• Exercise prompt:
Skip the pictures. Reproduce all other material exactly.

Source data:
-*-

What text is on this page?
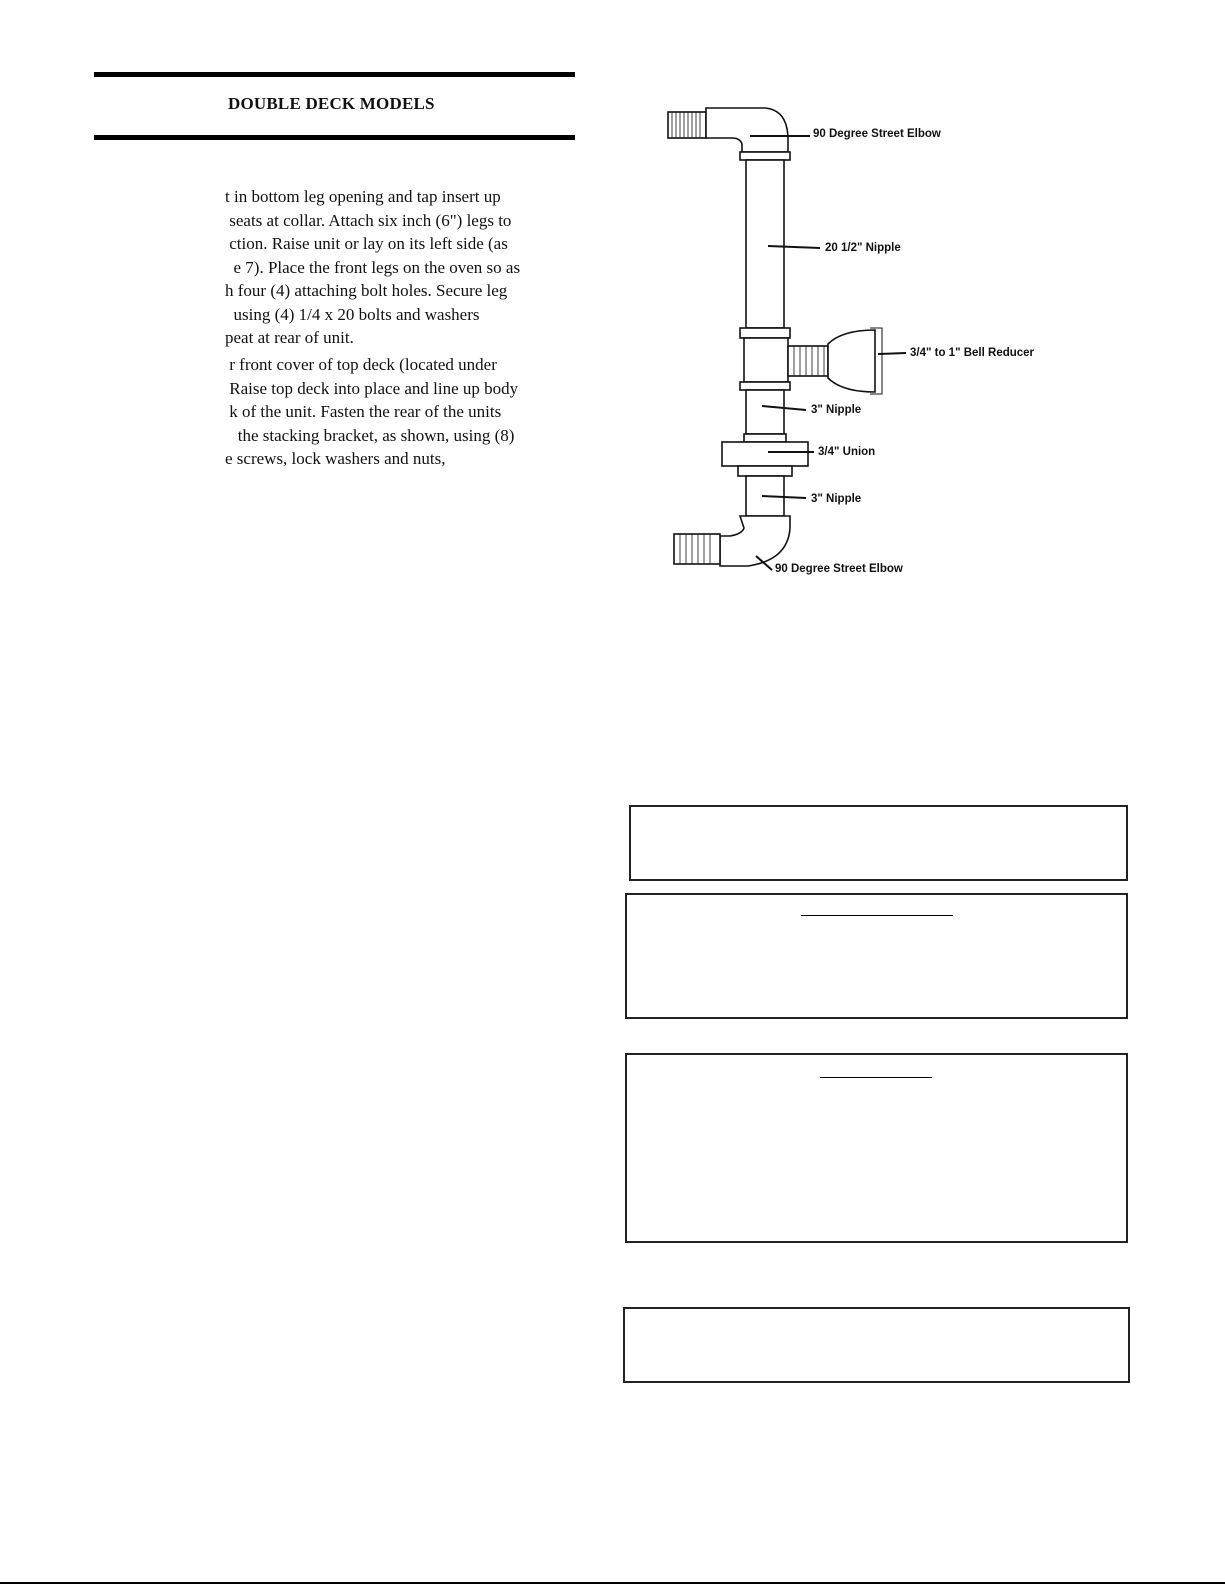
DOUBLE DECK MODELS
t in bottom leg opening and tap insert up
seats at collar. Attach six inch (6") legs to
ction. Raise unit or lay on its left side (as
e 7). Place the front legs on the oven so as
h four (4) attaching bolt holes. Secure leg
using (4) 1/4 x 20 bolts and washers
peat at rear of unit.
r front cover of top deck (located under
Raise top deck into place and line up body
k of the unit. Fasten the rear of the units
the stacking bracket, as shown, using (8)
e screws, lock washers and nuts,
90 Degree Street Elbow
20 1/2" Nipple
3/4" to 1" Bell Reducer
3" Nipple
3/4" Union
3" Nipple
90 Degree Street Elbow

-*-

• Complete output:
What text is on this page?
DOUBLE DECK MODELS
t in bottom leg opening and tap insert up
seats at collar. Attach six inch (6") legs to
ction. Raise unit or lay on its left side (as
e 7). Place the front legs on the oven so as
h four (4) attaching bolt holes. Secure leg
using (4) 1/4 x 20 bolts and washers
peat at rear of unit.
r front cover of top deck (located under
Raise top deck into place and line up body
k of the unit. Fasten the rear of the units
the stacking bracket, as shown, using (8)
e screws, lock washers and nuts,
90 Degree Street Elbow
20 1/2" Nipple
3/4" to 1" Bell Reducer
3" Nipple
3/4" Union
3" Nipple
90 Degree Street Elbow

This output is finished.